▶ **Task details**
Copy out the listing that follows, exactly, without its pictures.

Dataset excerpt
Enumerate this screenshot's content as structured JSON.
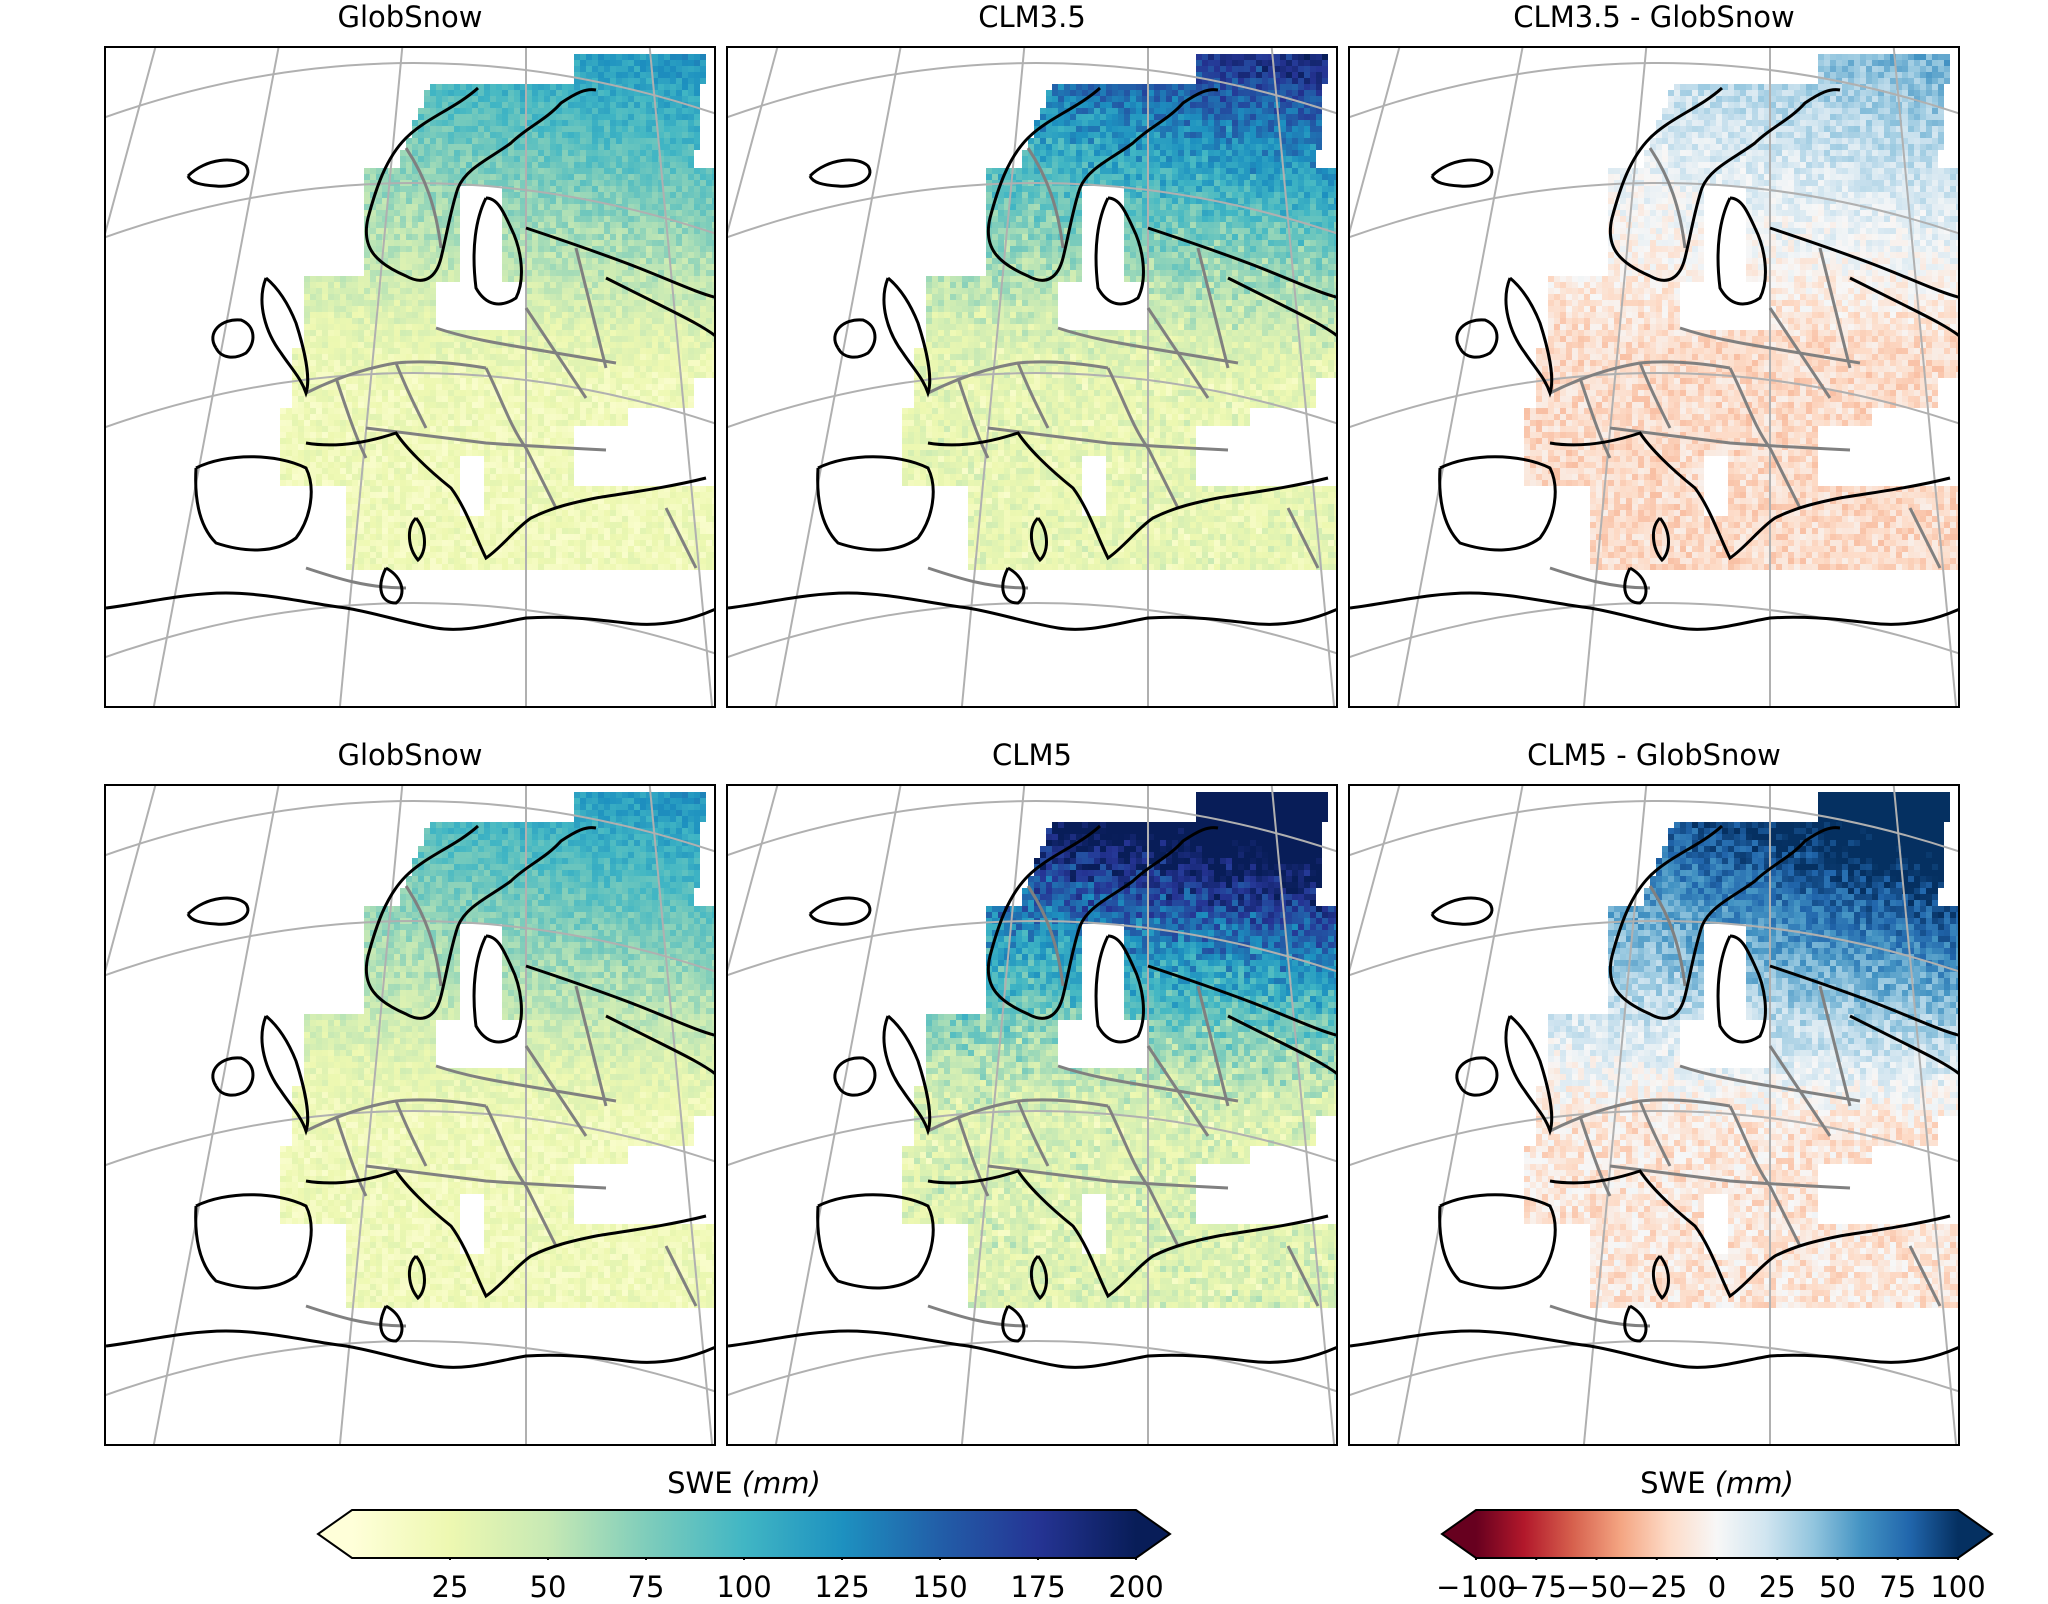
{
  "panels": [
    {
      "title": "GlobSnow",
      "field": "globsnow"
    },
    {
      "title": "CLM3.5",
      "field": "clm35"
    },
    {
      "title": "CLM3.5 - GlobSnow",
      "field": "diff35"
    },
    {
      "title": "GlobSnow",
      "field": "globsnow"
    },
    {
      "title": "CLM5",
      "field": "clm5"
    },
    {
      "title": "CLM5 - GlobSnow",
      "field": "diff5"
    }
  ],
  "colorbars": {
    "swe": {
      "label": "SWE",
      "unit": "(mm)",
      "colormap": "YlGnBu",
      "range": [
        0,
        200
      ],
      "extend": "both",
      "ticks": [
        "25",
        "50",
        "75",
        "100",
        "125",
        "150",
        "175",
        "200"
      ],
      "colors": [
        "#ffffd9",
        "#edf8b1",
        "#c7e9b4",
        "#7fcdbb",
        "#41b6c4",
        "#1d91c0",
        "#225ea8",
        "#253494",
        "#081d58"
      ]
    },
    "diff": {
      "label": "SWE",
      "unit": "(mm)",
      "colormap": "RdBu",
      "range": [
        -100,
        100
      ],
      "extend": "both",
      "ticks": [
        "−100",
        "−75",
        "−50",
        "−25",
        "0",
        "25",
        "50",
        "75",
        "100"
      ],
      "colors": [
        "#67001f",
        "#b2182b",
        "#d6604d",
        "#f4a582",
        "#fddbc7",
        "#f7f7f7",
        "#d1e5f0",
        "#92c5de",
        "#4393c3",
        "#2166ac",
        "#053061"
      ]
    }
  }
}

▶ **Correct output**
Enumerate this screenshot's content as structured JSON.
{
  "panels": [
    {
      "title": "GlobSnow",
      "field": "globsnow"
    },
    {
      "title": "CLM3.5",
      "field": "clm35"
    },
    {
      "title": "CLM3.5 - GlobSnow",
      "field": "diff35"
    },
    {
      "title": "GlobSnow",
      "field": "globsnow"
    },
    {
      "title": "CLM5",
      "field": "clm5"
    },
    {
      "title": "CLM5 - GlobSnow",
      "field": "diff5"
    }
  ],
  "colorbars": {
    "swe": {
      "label": "SWE",
      "unit": "(mm)",
      "colormap": "YlGnBu",
      "range": [
        0,
        200
      ],
      "extend": "both",
      "ticks": [
        "25",
        "50",
        "75",
        "100",
        "125",
        "150",
        "175",
        "200"
      ],
      "colors": [
        "#ffffd9",
        "#edf8b1",
        "#c7e9b4",
        "#7fcdbb",
        "#41b6c4",
        "#1d91c0",
        "#225ea8",
        "#253494",
        "#081d58"
      ]
    },
    "diff": {
      "label": "SWE",
      "unit": "(mm)",
      "colormap": "RdBu",
      "range": [
        -100,
        100
      ],
      "extend": "both",
      "ticks": [
        "−100",
        "−75",
        "−50",
        "−25",
        "0",
        "25",
        "50",
        "75",
        "100"
      ],
      "colors": [
        "#67001f",
        "#b2182b",
        "#d6604d",
        "#f4a582",
        "#fddbc7",
        "#f7f7f7",
        "#d1e5f0",
        "#92c5de",
        "#4393c3",
        "#2166ac",
        "#053061"
      ]
    }
  }
}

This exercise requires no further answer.